◆ GOAL ◆
Transcribe the listing verbatim. Do not carry over any pictures.

◆ DATA TO PROCESS ◆
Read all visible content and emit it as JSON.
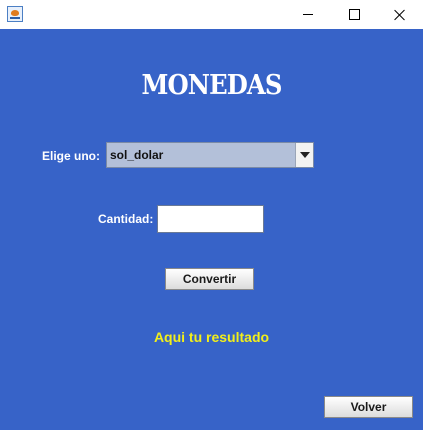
{
  "titlebar": {
    "icon": "java-cup-icon",
    "minimize_icon": "minimize-icon",
    "maximize_icon": "maximize-icon",
    "close_icon": "close-icon"
  },
  "main": {
    "title": "MONEDAS",
    "choose_label": "Elige uno:",
    "currency_select": {
      "selected": "sol_dolar"
    },
    "amount_label": "Cantidad:",
    "amount_value": "",
    "convert_button": "Convertir",
    "result_text": "Aqui tu resultado",
    "back_button": "Volver"
  },
  "colors": {
    "background": "#3763c8",
    "title_text": "#ffffff",
    "result_text": "#f2ef1a",
    "select_background": "#b3c0d9"
  }
}
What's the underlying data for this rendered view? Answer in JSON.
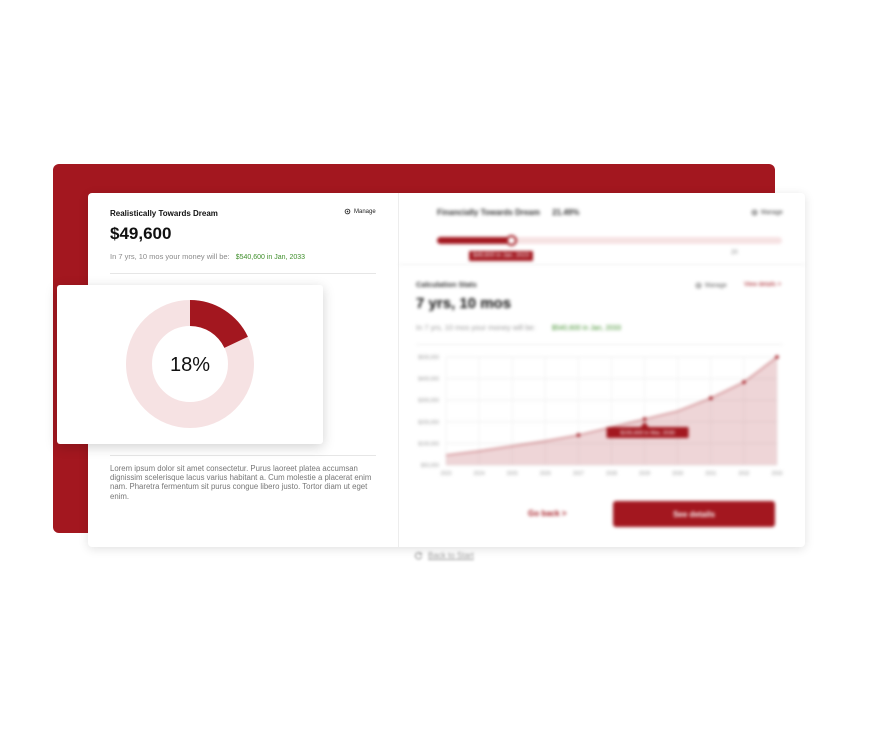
{
  "colors": {
    "brand": "#a3171f",
    "brand_light": "#f6e2e3",
    "positive": "#3f8f2b"
  },
  "left": {
    "title": "Realistically Towards Dream",
    "manage_label": "Manage",
    "amount": "$49,600",
    "subtitle": "In 7 yrs, 10 mos your money will be:",
    "projection": "$540,600 in Jan, 2033",
    "donut_label": "18%",
    "donut_fraction": 0.18,
    "lorem": "Lorem ipsum dolor sit amet consectetur. Purus laoreet platea accumsan dignissim scelerisque lacus varius habitant a. Cum molestie a placerat enim nam. Pharetra fermentum sit purus congue libero justo. Tortor diam ut eget enim."
  },
  "right": {
    "title": "Financially Towards Dream",
    "percent": "21.49%",
    "manage_label": "Manage",
    "progress_fraction": 0.2149,
    "progress_tag": "$49,600 in Jan, 2023",
    "progress_end": "20",
    "stats_title": "Calculation Stats",
    "stats_manage": "Manage",
    "view_details": "View details >",
    "duration": "7 yrs, 10 mos",
    "subtitle": "In 7 yrs, 10 mos your money will be:",
    "projection": "$540,600 in Jan, 2033",
    "go_back": "Go back >",
    "see_details": "See details"
  },
  "chart_data": {
    "type": "area",
    "x": [
      "2023",
      "2024",
      "2025",
      "2026",
      "2027",
      "2028",
      "2029",
      "2030",
      "2031",
      "2032",
      "2033"
    ],
    "y_ticks": [
      "$500,000",
      "$400,000",
      "$300,000",
      "$200,000",
      "$100,000",
      "$50,000"
    ],
    "values": [
      49600,
      70000,
      95000,
      120000,
      150000,
      190000,
      230000,
      270000,
      335000,
      415000,
      540600
    ],
    "ylim": [
      0,
      540600
    ],
    "markers": [
      4,
      6,
      8,
      9,
      10
    ],
    "annotation": {
      "index": 6,
      "text": "$155,600 in Mar, 2030"
    }
  },
  "footer": {
    "back_to_start": "Back to Start"
  }
}
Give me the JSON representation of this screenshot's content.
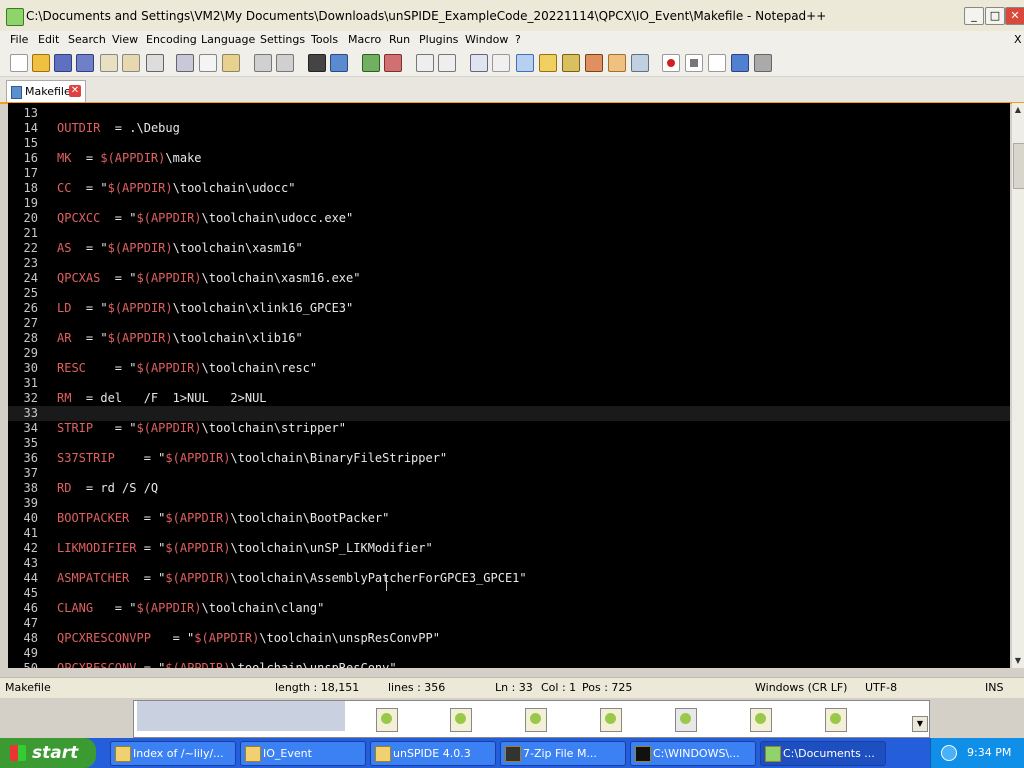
{
  "window": {
    "title": "C:\\Documents and Settings\\VM2\\My Documents\\Downloads\\unSPIDE_ExampleCode_20221114\\QPCX\\IO_Event\\Makefile - Notepad++",
    "minimize": "_",
    "maximize": "□",
    "close": "✕"
  },
  "menu": [
    "File",
    "Edit",
    "Search",
    "View",
    "Encoding",
    "Language",
    "Settings",
    "Tools",
    "Macro",
    "Run",
    "Plugins",
    "Window",
    "?"
  ],
  "menu_close": "X",
  "toolbar_icons": [
    "new-file-icon",
    "open-file-icon",
    "save-icon",
    "save-all-icon",
    "close-icon",
    "close-all-icon",
    "print-icon",
    "cut-icon",
    "copy-icon",
    "paste-icon",
    "undo-icon",
    "redo-icon",
    "find-icon",
    "replace-icon",
    "zoom-in-icon",
    "zoom-out-icon",
    "sync-v-icon",
    "sync-h-icon",
    "wrap-icon",
    "all-chars-icon",
    "indent-guide-icon",
    "udl-icon",
    "doc-map-icon",
    "function-list-icon",
    "folder-workspace-icon",
    "monitor-icon",
    "record-macro-icon",
    "stop-macro-icon",
    "play-macro-icon",
    "run-macro-multiple-icon",
    "save-macro-icon"
  ],
  "tab": {
    "label": "Makefile",
    "close": "✕"
  },
  "editor": {
    "lines": [
      {
        "n": "13",
        "code": ""
      },
      {
        "n": "14",
        "code": "OUTDIR  = .\\Debug"
      },
      {
        "n": "15",
        "code": ""
      },
      {
        "n": "16",
        "code": "MK  = $(APPDIR)\\make"
      },
      {
        "n": "17",
        "code": ""
      },
      {
        "n": "18",
        "code": "CC  = \"$(APPDIR)\\toolchain\\udocc\""
      },
      {
        "n": "19",
        "code": ""
      },
      {
        "n": "20",
        "code": "QPCXCC  = \"$(APPDIR)\\toolchain\\udocc.exe\""
      },
      {
        "n": "21",
        "code": ""
      },
      {
        "n": "22",
        "code": "AS  = \"$(APPDIR)\\toolchain\\xasm16\""
      },
      {
        "n": "23",
        "code": ""
      },
      {
        "n": "24",
        "code": "QPCXAS  = \"$(APPDIR)\\toolchain\\xasm16.exe\""
      },
      {
        "n": "25",
        "code": ""
      },
      {
        "n": "26",
        "code": "LD  = \"$(APPDIR)\\toolchain\\xlink16_GPCE3\""
      },
      {
        "n": "27",
        "code": ""
      },
      {
        "n": "28",
        "code": "AR  = \"$(APPDIR)\\toolchain\\xlib16\""
      },
      {
        "n": "29",
        "code": ""
      },
      {
        "n": "30",
        "code": "RESC    = \"$(APPDIR)\\toolchain\\resc\""
      },
      {
        "n": "31",
        "code": ""
      },
      {
        "n": "32",
        "code": "RM  = del   /F  1>NUL   2>NUL"
      },
      {
        "n": "33",
        "code": ""
      },
      {
        "n": "34",
        "code": "STRIP   = \"$(APPDIR)\\toolchain\\stripper\""
      },
      {
        "n": "35",
        "code": ""
      },
      {
        "n": "36",
        "code": "S37STRIP    = \"$(APPDIR)\\toolchain\\BinaryFileStripper\""
      },
      {
        "n": "37",
        "code": ""
      },
      {
        "n": "38",
        "code": "RD  = rd /S /Q"
      },
      {
        "n": "39",
        "code": ""
      },
      {
        "n": "40",
        "code": "BOOTPACKER  = \"$(APPDIR)\\toolchain\\BootPacker\""
      },
      {
        "n": "41",
        "code": ""
      },
      {
        "n": "42",
        "code": "LIKMODIFIER = \"$(APPDIR)\\toolchain\\unSP_LIKModifier\""
      },
      {
        "n": "43",
        "code": ""
      },
      {
        "n": "44",
        "code": "ASMPATCHER  = \"$(APPDIR)\\toolchain\\AssemblyPatcherForGPCE3_GPCE1\""
      },
      {
        "n": "45",
        "code": ""
      },
      {
        "n": "46",
        "code": "CLANG   = \"$(APPDIR)\\toolchain\\clang\""
      },
      {
        "n": "47",
        "code": ""
      },
      {
        "n": "48",
        "code": "QPCXRESCONVPP   = \"$(APPDIR)\\toolchain\\unspResConvPP\""
      },
      {
        "n": "49",
        "code": ""
      },
      {
        "n": "50",
        "code": "QPCXRESCONV = \"$(APPDIR)\\toolchain\\unspResConv\""
      }
    ],
    "active_line": "33"
  },
  "status": {
    "file_type": "Makefile",
    "length": "length : 18,151",
    "lines": "lines : 356",
    "ln": "Ln : 33",
    "col": "Col : 1",
    "pos": "Pos : 725",
    "eol": "Windows (CR LF)",
    "encoding": "UTF-8",
    "mode": "INS"
  },
  "taskbar": {
    "start": "start",
    "tasks": [
      "Index of /~lily/...",
      "IO_Event",
      "unSPIDE 4.0.3",
      "7-Zip File M...",
      "C:\\WINDOWS\\...",
      "C:\\Documents ..."
    ],
    "clock": "9:34 PM"
  }
}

◆ REPLY ◆
Read all visible content and emit it as JSON.
{
  "titlebar": {
    "icon": "java-cup-icon",
    "minimize_icon": "minimize-icon",
    "maximize_icon": "maximize-icon",
    "close_icon": "close-icon"
  },
  "main": {
    "title": "MONEDAS",
    "choose_label": "Elige uno:",
    "currency_select": {
      "selected": "sol_dolar"
    },
    "amount_label": "Cantidad:",
    "amount_value": "",
    "convert_button": "Convertir",
    "result_text": "Aqui tu resultado",
    "back_button": "Volver"
  },
  "colors": {
    "background": "#3763c8",
    "title_text": "#ffffff",
    "result_text": "#f2ef1a",
    "select_background": "#b3c0d9"
  }
}
What's the underlying data for this rendered view? Answer in JSON.
{
  "colors": {
    "brand": "#a3171f",
    "brand_light": "#f6e2e3",
    "positive": "#3f8f2b"
  },
  "left": {
    "title": "Realistically Towards Dream",
    "manage_label": "Manage",
    "amount": "$49,600",
    "subtitle": "In 7 yrs, 10 mos your money will be:",
    "projection": "$540,600 in Jan, 2033",
    "donut_label": "18%",
    "donut_fraction": 0.18,
    "lorem": "Lorem ipsum dolor sit amet consectetur. Purus laoreet platea accumsan dignissim scelerisque lacus varius habitant a. Cum molestie a placerat enim nam. Pharetra fermentum sit purus congue libero justo. Tortor diam ut eget enim."
  },
  "right": {
    "title": "Financially Towards Dream",
    "percent": "21.49%",
    "manage_label": "Manage",
    "progress_fraction": 0.2149,
    "progress_tag": "$49,600 in Jan, 2023",
    "progress_end": "20",
    "stats_title": "Calculation Stats",
    "stats_manage": "Manage",
    "view_details": "View details >",
    "duration": "7 yrs, 10 mos",
    "subtitle": "In 7 yrs, 10 mos your money will be:",
    "projection": "$540,600 in Jan, 2033",
    "go_back": "Go back >",
    "see_details": "See details"
  },
  "chart_data": {
    "type": "area",
    "x": [
      "2023",
      "2024",
      "2025",
      "2026",
      "2027",
      "2028",
      "2029",
      "2030",
      "2031",
      "2032",
      "2033"
    ],
    "y_ticks": [
      "$500,000",
      "$400,000",
      "$300,000",
      "$200,000",
      "$100,000",
      "$50,000"
    ],
    "values": [
      49600,
      70000,
      95000,
      120000,
      150000,
      190000,
      230000,
      270000,
      335000,
      415000,
      540600
    ],
    "ylim": [
      0,
      540600
    ],
    "markers": [
      4,
      6,
      8,
      9,
      10
    ],
    "annotation": {
      "index": 6,
      "text": "$155,600 in Mar, 2030"
    }
  },
  "footer": {
    "back_to_start": "Back to Start"
  }
}
Give me the JSON representation of this screenshot's content.
{
  "window": {
    "title": "C:\\Documents and Settings\\VM2\\My Documents\\Downloads\\unSPIDE_ExampleCode_20221114\\QPCX\\IO_Event\\Makefile - Notepad++",
    "minimize": "_",
    "maximize": "□",
    "close": "✕"
  },
  "menu": [
    "File",
    "Edit",
    "Search",
    "View",
    "Encoding",
    "Language",
    "Settings",
    "Tools",
    "Macro",
    "Run",
    "Plugins",
    "Window",
    "?"
  ],
  "menu_close": "X",
  "toolbar_icons": [
    "new-file-icon",
    "open-file-icon",
    "save-icon",
    "save-all-icon",
    "close-icon",
    "close-all-icon",
    "print-icon",
    "cut-icon",
    "copy-icon",
    "paste-icon",
    "undo-icon",
    "redo-icon",
    "find-icon",
    "replace-icon",
    "zoom-in-icon",
    "zoom-out-icon",
    "sync-v-icon",
    "sync-h-icon",
    "wrap-icon",
    "all-chars-icon",
    "indent-guide-icon",
    "udl-icon",
    "doc-map-icon",
    "function-list-icon",
    "folder-workspace-icon",
    "monitor-icon",
    "record-macro-icon",
    "stop-macro-icon",
    "play-macro-icon",
    "run-macro-multiple-icon",
    "save-macro-icon"
  ],
  "tab": {
    "label": "Makefile",
    "close": "✕"
  },
  "editor": {
    "lines": [
      {
        "n": "13",
        "code": ""
      },
      {
        "n": "14",
        "code": "OUTDIR  = .\\Debug"
      },
      {
        "n": "15",
        "code": ""
      },
      {
        "n": "16",
        "code": "MK  = $(APPDIR)\\make"
      },
      {
        "n": "17",
        "code": ""
      },
      {
        "n": "18",
        "code": "CC  = \"$(APPDIR)\\toolchain\\udocc\""
      },
      {
        "n": "19",
        "code": ""
      },
      {
        "n": "20",
        "code": "QPCXCC  = \"$(APPDIR)\\toolchain\\udocc.exe\""
      },
      {
        "n": "21",
        "code": ""
      },
      {
        "n": "22",
        "code": "AS  = \"$(APPDIR)\\toolchain\\xasm16\""
      },
      {
        "n": "23",
        "code": ""
      },
      {
        "n": "24",
        "code": "QPCXAS  = \"$(APPDIR)\\toolchain\\xasm16.exe\""
      },
      {
        "n": "25",
        "code": ""
      },
      {
        "n": "26",
        "code": "LD  = \"$(APPDIR)\\toolchain\\xlink16_GPCE3\""
      },
      {
        "n": "27",
        "code": ""
      },
      {
        "n": "28",
        "code": "AR  = \"$(APPDIR)\\toolchain\\xlib16\""
      },
      {
        "n": "29",
        "code": ""
      },
      {
        "n": "30",
        "code": "RESC    = \"$(APPDIR)\\toolchain\\resc\""
      },
      {
        "n": "31",
        "code": ""
      },
      {
        "n": "32",
        "code": "RM  = del   /F  1>NUL   2>NUL"
      },
      {
        "n": "33",
        "code": ""
      },
      {
        "n": "34",
        "code": "STRIP   = \"$(APPDIR)\\toolchain\\stripper\""
      },
      {
        "n": "35",
        "code": ""
      },
      {
        "n": "36",
        "code": "S37STRIP    = \"$(APPDIR)\\toolchain\\BinaryFileStripper\""
      },
      {
        "n": "37",
        "code": ""
      },
      {
        "n": "38",
        "code": "RD  = rd /S /Q"
      },
      {
        "n": "39",
        "code": ""
      },
      {
        "n": "40",
        "code": "BOOTPACKER  = \"$(APPDIR)\\toolchain\\BootPacker\""
      },
      {
        "n": "41",
        "code": ""
      },
      {
        "n": "42",
        "code": "LIKMODIFIER = \"$(APPDIR)\\toolchain\\unSP_LIKModifier\""
      },
      {
        "n": "43",
        "code": ""
      },
      {
        "n": "44",
        "code": "ASMPATCHER  = \"$(APPDIR)\\toolchain\\AssemblyPatcherForGPCE3_GPCE1\""
      },
      {
        "n": "45",
        "code": ""
      },
      {
        "n": "46",
        "code": "CLANG   = \"$(APPDIR)\\toolchain\\clang\""
      },
      {
        "n": "47",
        "code": ""
      },
      {
        "n": "48",
        "code": "QPCXRESCONVPP   = \"$(APPDIR)\\toolchain\\unspResConvPP\""
      },
      {
        "n": "49",
        "code": ""
      },
      {
        "n": "50",
        "code": "QPCXRESCONV = \"$(APPDIR)\\toolchain\\unspResConv\""
      }
    ],
    "active_line": "33"
  },
  "status": {
    "file_type": "Makefile",
    "length": "length : 18,151",
    "lines": "lines : 356",
    "ln": "Ln : 33",
    "col": "Col : 1",
    "pos": "Pos : 725",
    "eol": "Windows (CR LF)",
    "encoding": "UTF-8",
    "mode": "INS"
  },
  "taskbar": {
    "start": "start",
    "tasks": [
      "Index of /~lily/...",
      "IO_Event",
      "unSPIDE 4.0.3",
      "7-Zip File M...",
      "C:\\WINDOWS\\...",
      "C:\\Documents ..."
    ],
    "clock": "9:34 PM"
  }
}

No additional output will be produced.